>> Start Material to process

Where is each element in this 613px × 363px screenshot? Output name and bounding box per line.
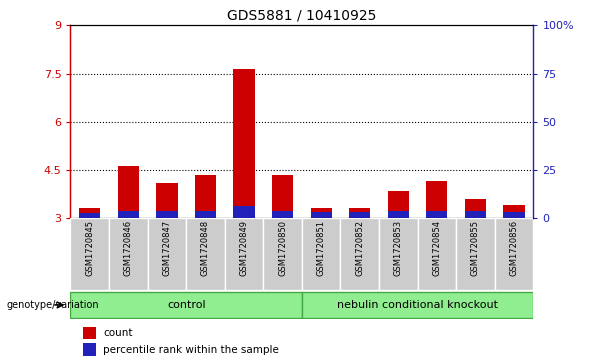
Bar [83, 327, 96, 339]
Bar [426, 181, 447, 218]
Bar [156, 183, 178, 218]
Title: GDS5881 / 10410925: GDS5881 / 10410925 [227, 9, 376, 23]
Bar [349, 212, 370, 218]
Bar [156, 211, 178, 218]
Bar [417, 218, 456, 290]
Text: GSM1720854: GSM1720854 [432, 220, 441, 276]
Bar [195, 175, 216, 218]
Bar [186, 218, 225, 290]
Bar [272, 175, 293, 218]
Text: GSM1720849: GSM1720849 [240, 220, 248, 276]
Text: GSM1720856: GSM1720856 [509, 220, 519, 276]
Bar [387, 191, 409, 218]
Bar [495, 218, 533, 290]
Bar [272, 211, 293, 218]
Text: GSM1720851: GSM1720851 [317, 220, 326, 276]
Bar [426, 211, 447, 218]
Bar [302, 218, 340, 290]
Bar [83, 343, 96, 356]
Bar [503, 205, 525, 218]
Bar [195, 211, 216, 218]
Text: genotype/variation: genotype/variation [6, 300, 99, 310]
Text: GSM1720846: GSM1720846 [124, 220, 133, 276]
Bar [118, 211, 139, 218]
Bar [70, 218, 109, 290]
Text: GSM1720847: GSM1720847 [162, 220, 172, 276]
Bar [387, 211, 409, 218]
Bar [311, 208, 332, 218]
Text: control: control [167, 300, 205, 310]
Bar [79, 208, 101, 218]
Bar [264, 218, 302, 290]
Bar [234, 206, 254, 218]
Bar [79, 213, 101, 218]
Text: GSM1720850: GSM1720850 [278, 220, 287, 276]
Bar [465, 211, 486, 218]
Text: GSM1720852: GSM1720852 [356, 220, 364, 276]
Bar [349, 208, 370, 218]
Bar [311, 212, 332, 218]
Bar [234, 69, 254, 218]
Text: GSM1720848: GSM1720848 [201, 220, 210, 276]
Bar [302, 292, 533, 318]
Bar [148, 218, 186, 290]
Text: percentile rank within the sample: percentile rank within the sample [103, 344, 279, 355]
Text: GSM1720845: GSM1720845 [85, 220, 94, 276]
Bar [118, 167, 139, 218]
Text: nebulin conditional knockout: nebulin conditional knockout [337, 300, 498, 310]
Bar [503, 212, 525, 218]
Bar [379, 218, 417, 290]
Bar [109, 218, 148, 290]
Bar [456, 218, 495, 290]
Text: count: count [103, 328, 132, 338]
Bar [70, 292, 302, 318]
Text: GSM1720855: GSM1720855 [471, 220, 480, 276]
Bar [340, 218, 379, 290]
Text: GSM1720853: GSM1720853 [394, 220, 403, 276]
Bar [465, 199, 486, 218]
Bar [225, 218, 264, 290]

>> End Material to process
>> Start Material to process

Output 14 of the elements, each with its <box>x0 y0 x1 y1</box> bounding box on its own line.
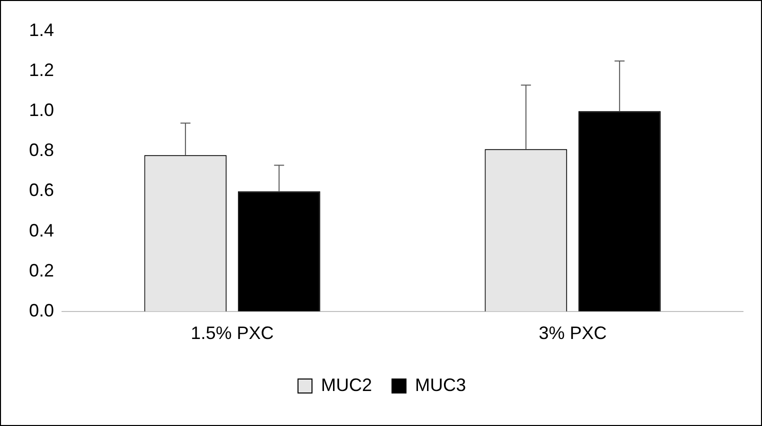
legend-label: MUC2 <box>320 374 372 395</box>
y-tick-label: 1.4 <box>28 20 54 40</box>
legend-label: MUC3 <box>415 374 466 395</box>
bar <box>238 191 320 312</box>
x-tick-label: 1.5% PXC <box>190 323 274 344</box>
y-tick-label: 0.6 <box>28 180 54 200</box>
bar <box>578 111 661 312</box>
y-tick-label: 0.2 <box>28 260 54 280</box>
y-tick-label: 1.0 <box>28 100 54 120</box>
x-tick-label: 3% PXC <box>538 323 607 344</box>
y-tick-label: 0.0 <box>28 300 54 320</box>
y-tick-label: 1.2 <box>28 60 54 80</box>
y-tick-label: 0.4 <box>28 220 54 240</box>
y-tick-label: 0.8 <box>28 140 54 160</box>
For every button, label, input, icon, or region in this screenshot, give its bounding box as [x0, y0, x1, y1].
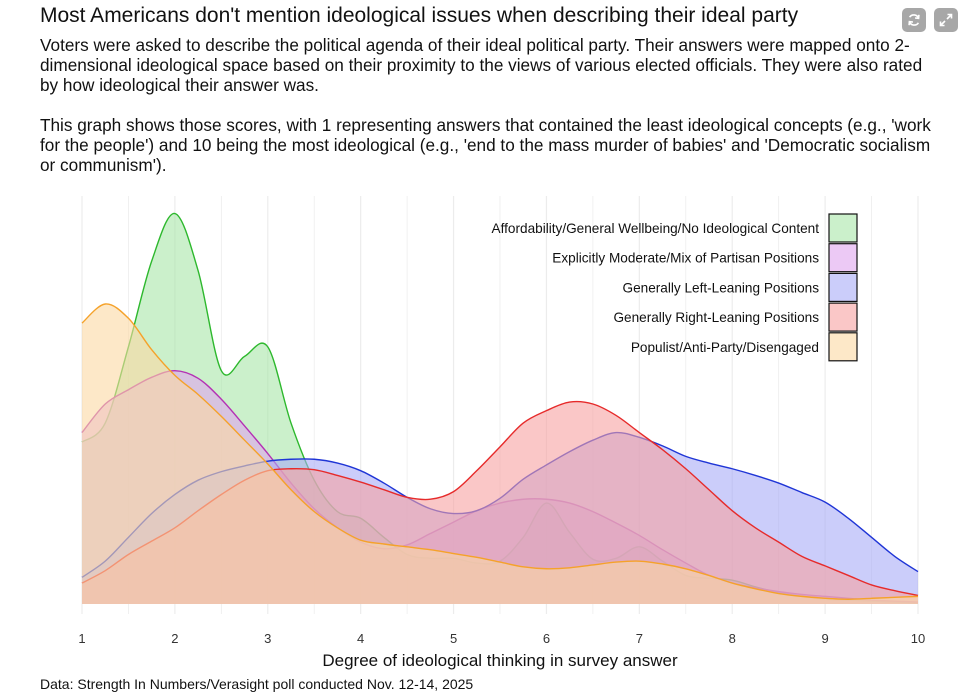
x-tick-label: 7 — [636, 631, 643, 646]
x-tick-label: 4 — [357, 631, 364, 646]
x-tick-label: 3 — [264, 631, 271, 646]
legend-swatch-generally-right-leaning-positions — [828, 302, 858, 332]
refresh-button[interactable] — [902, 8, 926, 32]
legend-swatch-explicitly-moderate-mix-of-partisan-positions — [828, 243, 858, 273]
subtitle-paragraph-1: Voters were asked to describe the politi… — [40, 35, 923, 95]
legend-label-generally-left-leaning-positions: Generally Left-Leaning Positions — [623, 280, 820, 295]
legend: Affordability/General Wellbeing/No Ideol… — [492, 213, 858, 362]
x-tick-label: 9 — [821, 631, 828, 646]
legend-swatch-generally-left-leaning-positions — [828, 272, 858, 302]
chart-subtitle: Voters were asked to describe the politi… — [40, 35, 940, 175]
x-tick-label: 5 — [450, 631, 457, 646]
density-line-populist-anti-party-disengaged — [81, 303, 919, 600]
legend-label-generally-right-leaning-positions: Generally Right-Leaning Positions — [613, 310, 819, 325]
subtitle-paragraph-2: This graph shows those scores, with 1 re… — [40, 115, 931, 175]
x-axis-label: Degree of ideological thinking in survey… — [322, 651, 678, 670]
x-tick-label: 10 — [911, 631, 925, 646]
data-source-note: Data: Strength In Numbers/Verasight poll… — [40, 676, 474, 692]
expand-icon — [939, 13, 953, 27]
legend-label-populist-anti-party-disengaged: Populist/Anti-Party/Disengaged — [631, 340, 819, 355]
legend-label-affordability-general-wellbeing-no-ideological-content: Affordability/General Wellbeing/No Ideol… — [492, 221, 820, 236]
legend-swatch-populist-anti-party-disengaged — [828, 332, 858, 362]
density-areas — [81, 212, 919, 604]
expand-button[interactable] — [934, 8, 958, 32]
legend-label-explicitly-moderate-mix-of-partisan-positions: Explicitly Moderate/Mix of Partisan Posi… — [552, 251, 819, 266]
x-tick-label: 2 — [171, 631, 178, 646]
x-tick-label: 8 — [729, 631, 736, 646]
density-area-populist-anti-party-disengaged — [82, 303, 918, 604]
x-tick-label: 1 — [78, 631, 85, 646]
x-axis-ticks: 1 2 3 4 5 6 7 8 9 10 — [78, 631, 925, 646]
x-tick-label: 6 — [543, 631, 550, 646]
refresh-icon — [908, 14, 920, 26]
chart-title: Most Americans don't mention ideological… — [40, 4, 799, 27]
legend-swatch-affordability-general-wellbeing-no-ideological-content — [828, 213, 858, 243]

>> End Material to process
>> Start Material to process

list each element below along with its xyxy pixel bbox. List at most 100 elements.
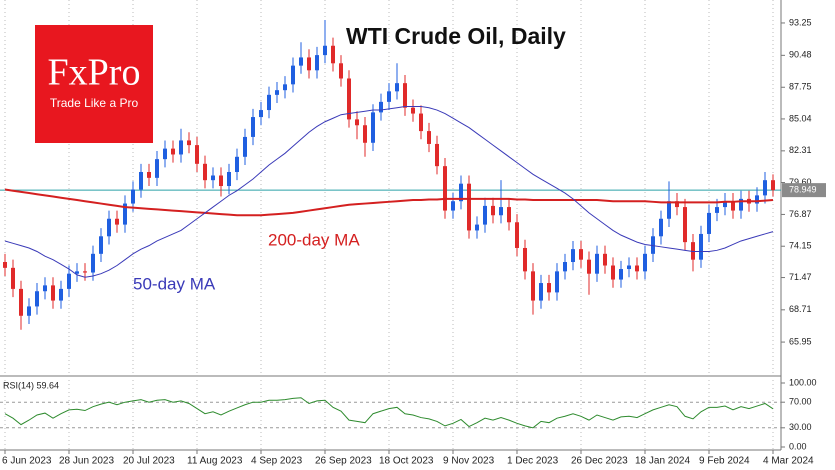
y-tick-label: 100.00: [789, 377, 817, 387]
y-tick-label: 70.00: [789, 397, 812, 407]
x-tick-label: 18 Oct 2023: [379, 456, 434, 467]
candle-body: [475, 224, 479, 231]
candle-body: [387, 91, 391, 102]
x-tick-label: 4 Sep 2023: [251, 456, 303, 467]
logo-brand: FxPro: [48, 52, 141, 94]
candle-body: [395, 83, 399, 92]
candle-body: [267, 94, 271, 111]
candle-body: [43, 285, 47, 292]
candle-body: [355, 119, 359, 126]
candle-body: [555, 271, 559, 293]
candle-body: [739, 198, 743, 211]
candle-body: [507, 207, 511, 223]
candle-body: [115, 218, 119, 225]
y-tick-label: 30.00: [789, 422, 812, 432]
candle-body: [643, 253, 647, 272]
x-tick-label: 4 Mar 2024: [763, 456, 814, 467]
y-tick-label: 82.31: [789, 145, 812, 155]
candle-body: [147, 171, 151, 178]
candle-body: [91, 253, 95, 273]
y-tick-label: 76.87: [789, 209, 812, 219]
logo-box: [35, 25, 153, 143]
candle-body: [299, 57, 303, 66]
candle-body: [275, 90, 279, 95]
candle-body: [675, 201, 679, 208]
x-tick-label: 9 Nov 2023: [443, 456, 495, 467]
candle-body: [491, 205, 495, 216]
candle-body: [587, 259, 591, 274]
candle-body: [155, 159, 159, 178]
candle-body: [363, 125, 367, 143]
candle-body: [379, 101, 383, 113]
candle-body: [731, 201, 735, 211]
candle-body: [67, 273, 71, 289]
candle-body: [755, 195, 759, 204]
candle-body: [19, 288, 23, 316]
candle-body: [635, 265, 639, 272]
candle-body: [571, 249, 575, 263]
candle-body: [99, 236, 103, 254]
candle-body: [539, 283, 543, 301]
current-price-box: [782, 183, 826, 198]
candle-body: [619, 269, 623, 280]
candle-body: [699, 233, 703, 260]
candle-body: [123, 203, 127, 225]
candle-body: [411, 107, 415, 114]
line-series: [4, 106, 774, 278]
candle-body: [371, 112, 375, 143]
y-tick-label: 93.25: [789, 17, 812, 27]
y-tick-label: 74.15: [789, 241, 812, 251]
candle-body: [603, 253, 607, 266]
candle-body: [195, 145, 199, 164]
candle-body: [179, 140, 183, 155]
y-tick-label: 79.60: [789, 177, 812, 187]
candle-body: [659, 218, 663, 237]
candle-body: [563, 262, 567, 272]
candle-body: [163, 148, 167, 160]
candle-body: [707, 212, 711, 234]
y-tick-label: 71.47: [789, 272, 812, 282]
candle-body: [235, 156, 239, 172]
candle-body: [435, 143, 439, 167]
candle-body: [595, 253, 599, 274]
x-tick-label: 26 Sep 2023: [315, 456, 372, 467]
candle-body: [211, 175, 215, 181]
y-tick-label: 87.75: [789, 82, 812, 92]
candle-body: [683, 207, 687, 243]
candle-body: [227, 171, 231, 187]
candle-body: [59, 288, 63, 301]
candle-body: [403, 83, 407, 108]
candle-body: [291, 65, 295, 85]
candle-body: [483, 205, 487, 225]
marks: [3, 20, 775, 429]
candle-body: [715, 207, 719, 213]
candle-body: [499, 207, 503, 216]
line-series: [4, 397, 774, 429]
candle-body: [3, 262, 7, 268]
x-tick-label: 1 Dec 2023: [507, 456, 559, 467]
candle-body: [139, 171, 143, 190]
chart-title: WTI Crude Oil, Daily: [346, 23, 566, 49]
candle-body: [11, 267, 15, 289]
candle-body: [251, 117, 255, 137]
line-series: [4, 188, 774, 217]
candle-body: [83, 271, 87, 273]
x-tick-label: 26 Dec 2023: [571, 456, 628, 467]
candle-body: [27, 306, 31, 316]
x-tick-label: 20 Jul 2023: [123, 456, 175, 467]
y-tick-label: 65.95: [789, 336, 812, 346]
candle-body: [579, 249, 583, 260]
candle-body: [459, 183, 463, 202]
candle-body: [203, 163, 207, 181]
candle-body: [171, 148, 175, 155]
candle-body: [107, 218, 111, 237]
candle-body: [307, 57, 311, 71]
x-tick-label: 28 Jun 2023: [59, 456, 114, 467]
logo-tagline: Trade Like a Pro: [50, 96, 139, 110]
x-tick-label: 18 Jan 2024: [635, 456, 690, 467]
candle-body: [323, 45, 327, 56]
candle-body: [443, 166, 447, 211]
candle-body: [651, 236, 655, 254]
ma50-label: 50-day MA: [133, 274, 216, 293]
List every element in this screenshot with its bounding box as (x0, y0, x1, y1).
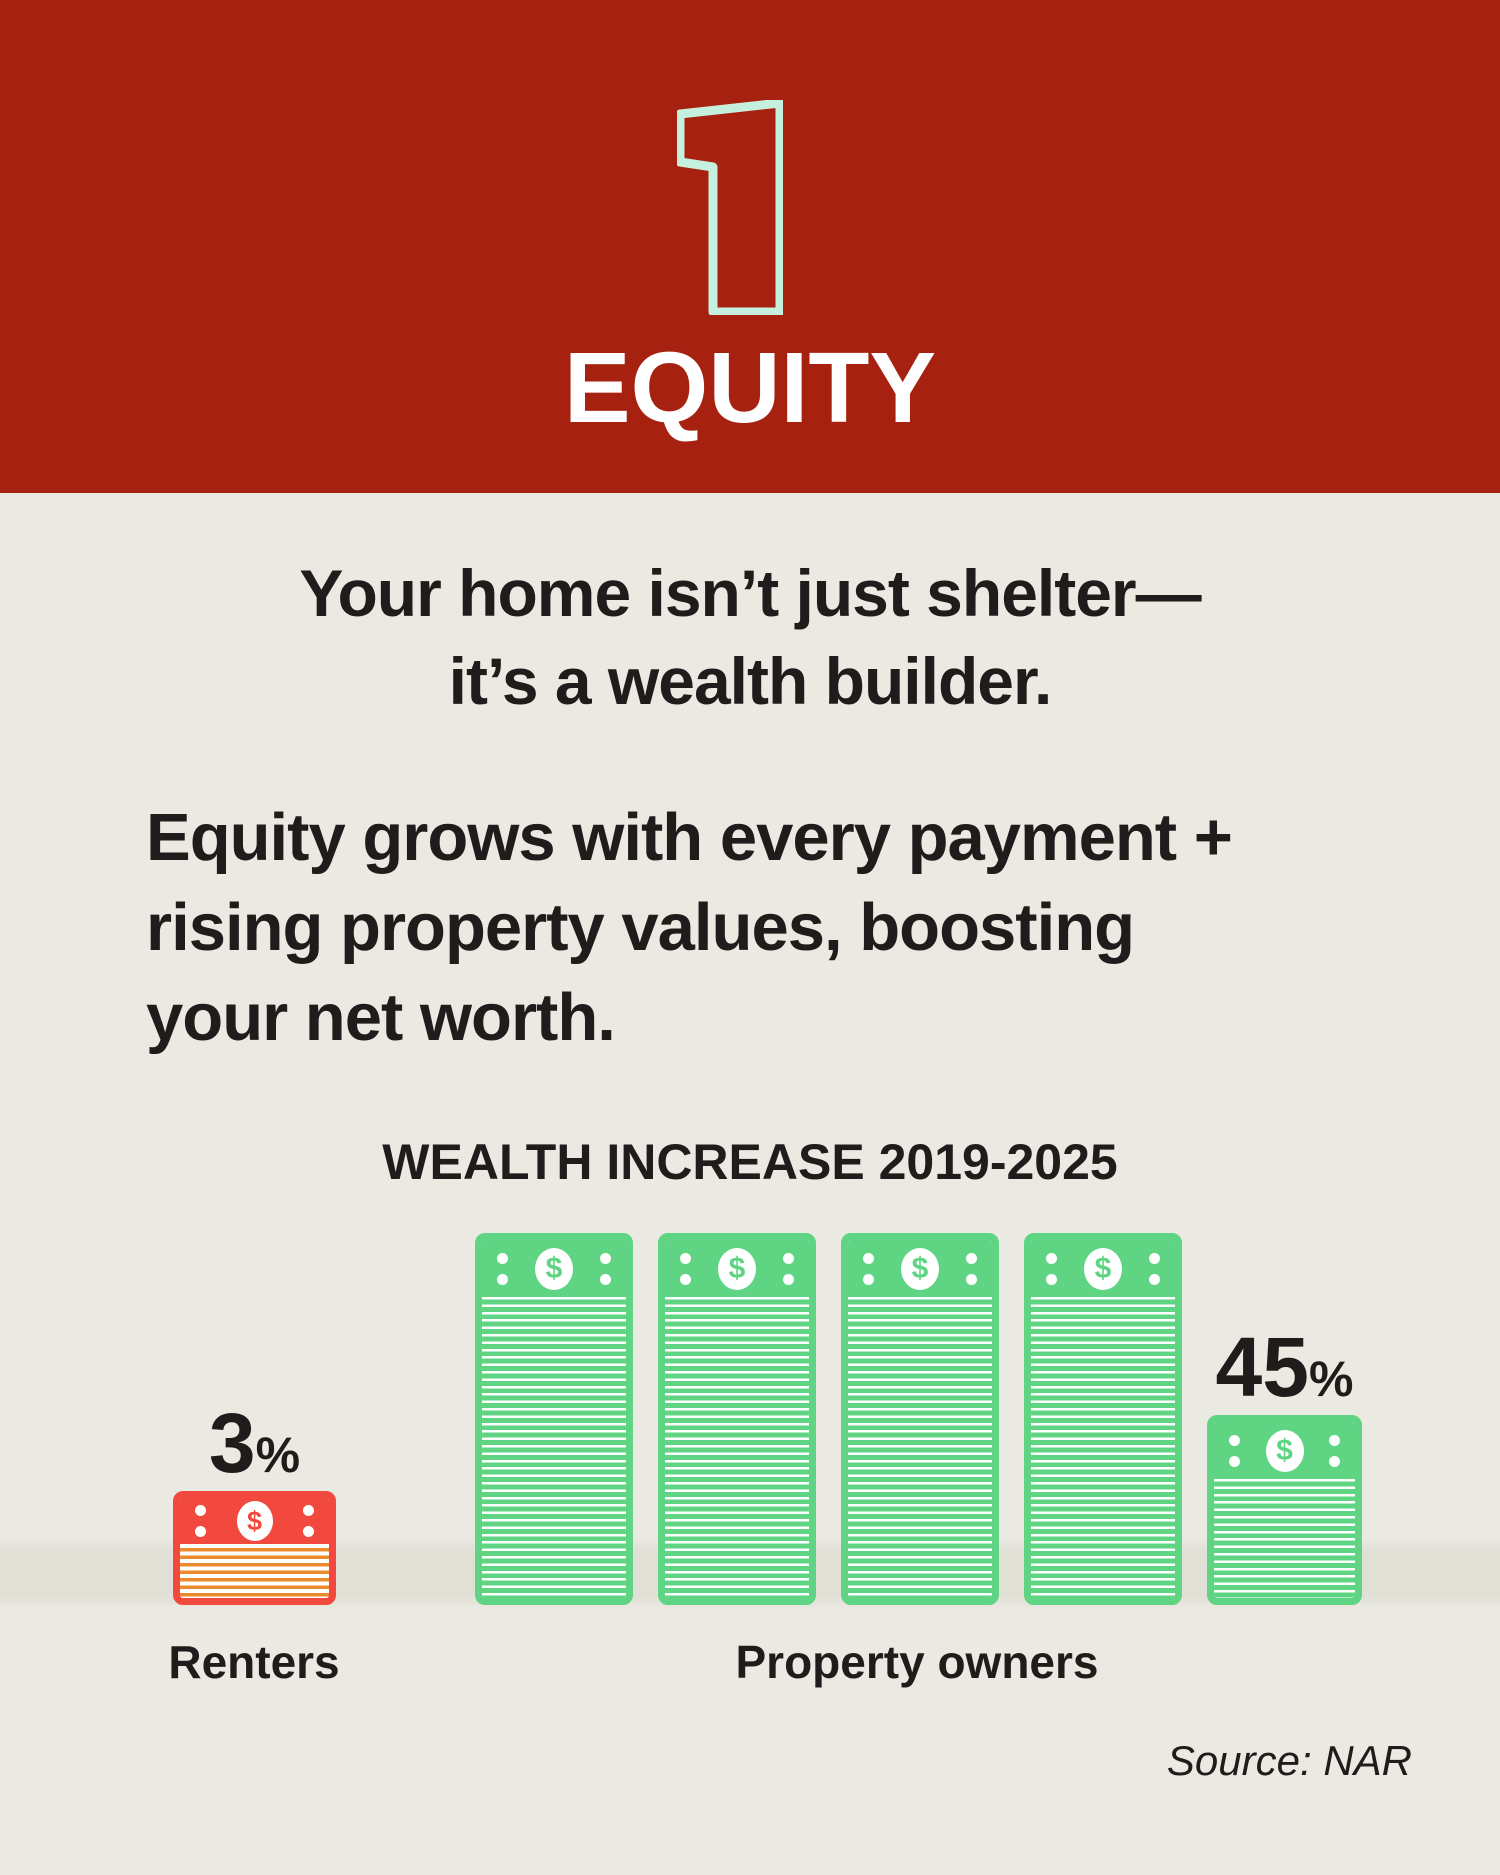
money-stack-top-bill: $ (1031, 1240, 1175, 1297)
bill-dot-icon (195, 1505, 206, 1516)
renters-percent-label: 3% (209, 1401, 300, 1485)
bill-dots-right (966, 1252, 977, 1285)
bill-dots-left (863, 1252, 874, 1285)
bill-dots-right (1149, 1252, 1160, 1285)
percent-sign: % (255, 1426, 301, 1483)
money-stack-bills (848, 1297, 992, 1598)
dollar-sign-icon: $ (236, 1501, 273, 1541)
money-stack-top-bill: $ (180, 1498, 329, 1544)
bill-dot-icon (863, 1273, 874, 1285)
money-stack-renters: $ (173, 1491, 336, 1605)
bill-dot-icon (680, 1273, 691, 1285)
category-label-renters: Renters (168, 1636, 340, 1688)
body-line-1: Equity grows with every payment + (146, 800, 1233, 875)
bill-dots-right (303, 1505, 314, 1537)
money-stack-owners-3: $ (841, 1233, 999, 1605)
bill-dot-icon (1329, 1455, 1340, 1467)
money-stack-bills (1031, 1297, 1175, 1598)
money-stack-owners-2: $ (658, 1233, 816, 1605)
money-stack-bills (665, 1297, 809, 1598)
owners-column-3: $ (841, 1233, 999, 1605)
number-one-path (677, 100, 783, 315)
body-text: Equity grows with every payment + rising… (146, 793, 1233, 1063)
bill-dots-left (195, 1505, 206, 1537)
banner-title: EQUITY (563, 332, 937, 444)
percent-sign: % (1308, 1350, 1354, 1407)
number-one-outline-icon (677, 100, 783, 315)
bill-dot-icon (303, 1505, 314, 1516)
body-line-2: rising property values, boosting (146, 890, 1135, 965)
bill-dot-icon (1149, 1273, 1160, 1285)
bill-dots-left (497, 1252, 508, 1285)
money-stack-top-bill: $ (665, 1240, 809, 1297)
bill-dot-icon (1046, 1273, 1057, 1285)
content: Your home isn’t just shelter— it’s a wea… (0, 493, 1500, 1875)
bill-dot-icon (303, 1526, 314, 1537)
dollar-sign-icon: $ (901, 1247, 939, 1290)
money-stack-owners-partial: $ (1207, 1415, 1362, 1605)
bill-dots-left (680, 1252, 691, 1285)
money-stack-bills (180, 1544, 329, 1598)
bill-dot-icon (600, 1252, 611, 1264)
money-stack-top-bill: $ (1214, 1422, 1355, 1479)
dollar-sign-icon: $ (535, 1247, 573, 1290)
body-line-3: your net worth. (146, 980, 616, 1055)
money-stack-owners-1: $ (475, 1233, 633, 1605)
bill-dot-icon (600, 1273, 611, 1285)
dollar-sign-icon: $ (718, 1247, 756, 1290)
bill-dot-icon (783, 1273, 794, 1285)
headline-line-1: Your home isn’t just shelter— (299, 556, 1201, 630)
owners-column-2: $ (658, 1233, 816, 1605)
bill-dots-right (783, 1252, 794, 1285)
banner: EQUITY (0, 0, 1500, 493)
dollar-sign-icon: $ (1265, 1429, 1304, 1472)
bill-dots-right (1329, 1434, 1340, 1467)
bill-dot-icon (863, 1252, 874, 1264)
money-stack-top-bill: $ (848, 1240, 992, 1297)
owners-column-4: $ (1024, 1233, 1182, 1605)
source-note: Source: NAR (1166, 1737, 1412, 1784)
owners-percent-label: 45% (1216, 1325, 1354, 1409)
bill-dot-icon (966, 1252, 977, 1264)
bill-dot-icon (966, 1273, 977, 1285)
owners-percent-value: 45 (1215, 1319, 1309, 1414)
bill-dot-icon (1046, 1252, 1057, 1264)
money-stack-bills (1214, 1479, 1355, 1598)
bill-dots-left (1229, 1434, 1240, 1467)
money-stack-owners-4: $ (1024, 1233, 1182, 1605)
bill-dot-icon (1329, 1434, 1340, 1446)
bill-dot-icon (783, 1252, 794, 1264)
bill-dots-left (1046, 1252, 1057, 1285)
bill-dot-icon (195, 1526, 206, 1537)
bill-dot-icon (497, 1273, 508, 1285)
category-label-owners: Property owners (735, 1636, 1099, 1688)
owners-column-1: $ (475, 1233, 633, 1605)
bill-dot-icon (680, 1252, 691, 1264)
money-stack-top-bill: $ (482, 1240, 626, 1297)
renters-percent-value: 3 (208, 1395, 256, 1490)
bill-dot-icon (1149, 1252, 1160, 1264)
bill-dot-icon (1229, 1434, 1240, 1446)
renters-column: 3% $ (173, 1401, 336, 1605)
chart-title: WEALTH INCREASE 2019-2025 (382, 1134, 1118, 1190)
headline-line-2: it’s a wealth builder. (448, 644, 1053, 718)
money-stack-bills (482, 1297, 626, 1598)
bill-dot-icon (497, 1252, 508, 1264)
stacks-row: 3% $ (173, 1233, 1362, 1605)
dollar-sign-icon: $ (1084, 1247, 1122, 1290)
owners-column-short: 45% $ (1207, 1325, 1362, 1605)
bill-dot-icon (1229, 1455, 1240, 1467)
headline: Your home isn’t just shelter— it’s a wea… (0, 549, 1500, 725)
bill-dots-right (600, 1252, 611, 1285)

>> End Material to process

→ **Short task**:
Reproduce every line of the records from the one containing "legend-label: MUC2 <box>320 374 372 395</box>" down to the one containing "y-tick-label: 1.0 <box>28 100 54 120</box>", including both of those lines.

→ **Answer**:
legend-label: MUC2 <box>320 374 372 395</box>
y-tick-label: 1.4 <box>28 20 54 40</box>
legend-label: MUC3 <box>415 374 466 395</box>
bar <box>238 191 320 312</box>
x-tick-label: 1.5% PXC <box>190 323 274 344</box>
y-tick-label: 0.6 <box>28 180 54 200</box>
bar <box>578 111 661 312</box>
y-tick-label: 0.2 <box>28 260 54 280</box>
y-tick-label: 1.0 <box>28 100 54 120</box>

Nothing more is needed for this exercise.